▸ What you need to do: Identify all lines in the listing that include the word "Simulación", and copy them out.

▸ Records shown:
----------
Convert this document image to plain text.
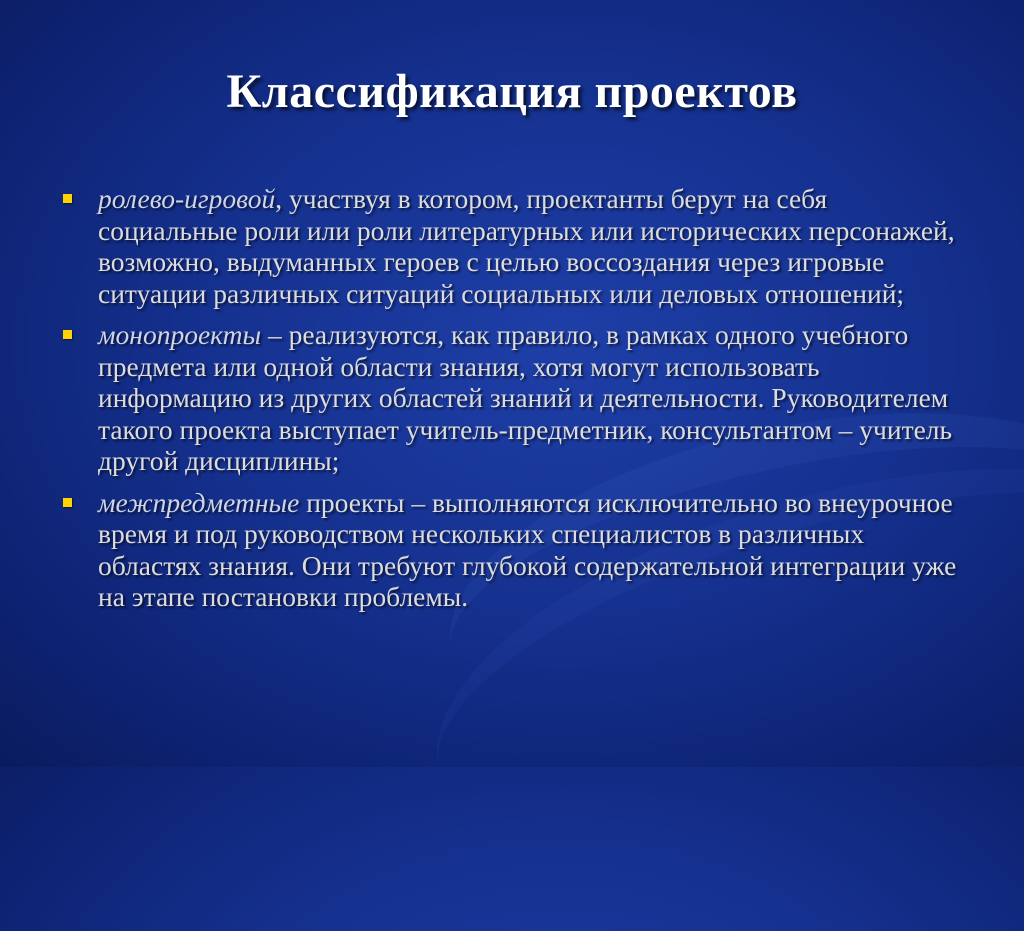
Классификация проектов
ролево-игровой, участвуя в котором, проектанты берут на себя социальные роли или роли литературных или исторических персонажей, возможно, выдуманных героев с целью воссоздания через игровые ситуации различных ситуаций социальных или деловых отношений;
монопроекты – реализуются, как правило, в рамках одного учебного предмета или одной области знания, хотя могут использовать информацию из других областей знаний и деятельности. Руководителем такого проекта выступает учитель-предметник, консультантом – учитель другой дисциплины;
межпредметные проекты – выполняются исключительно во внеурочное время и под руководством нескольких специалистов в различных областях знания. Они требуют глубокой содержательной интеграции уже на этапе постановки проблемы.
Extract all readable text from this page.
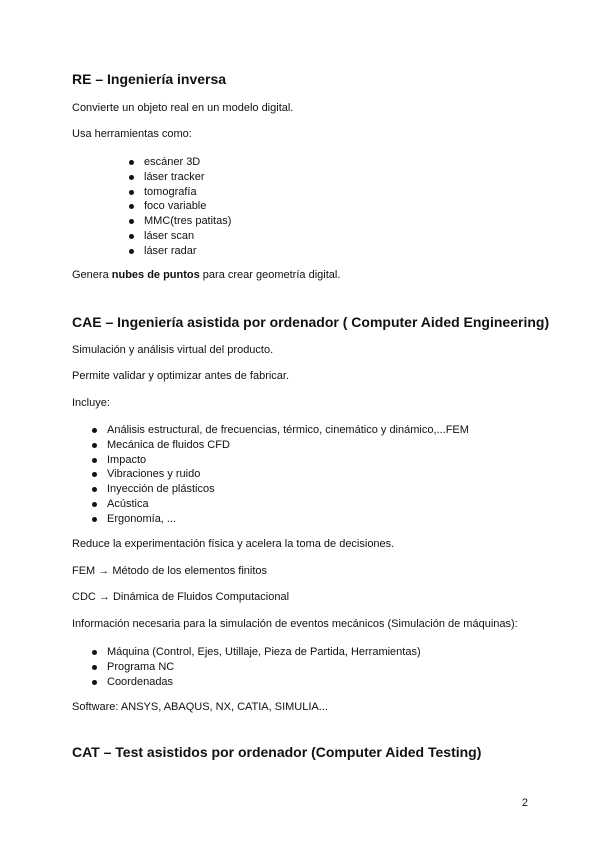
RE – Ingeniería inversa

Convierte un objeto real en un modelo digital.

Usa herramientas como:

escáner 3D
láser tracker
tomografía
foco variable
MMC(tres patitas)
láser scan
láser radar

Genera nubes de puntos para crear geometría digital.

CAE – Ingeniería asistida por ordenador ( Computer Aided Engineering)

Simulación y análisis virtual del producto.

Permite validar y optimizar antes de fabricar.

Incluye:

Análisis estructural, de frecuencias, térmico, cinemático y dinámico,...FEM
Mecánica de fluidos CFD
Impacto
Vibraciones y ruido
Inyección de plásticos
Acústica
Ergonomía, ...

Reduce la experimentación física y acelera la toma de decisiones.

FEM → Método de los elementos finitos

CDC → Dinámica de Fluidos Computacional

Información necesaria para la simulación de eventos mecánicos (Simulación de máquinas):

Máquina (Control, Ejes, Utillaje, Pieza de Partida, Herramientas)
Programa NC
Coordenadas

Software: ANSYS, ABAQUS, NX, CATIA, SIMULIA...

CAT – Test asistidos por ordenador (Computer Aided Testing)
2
----------
▸ Final result:
Simulación y análisis virtual del producto.
Información necesaria para la simulación de eventos mecánicos (Simulación de máquinas):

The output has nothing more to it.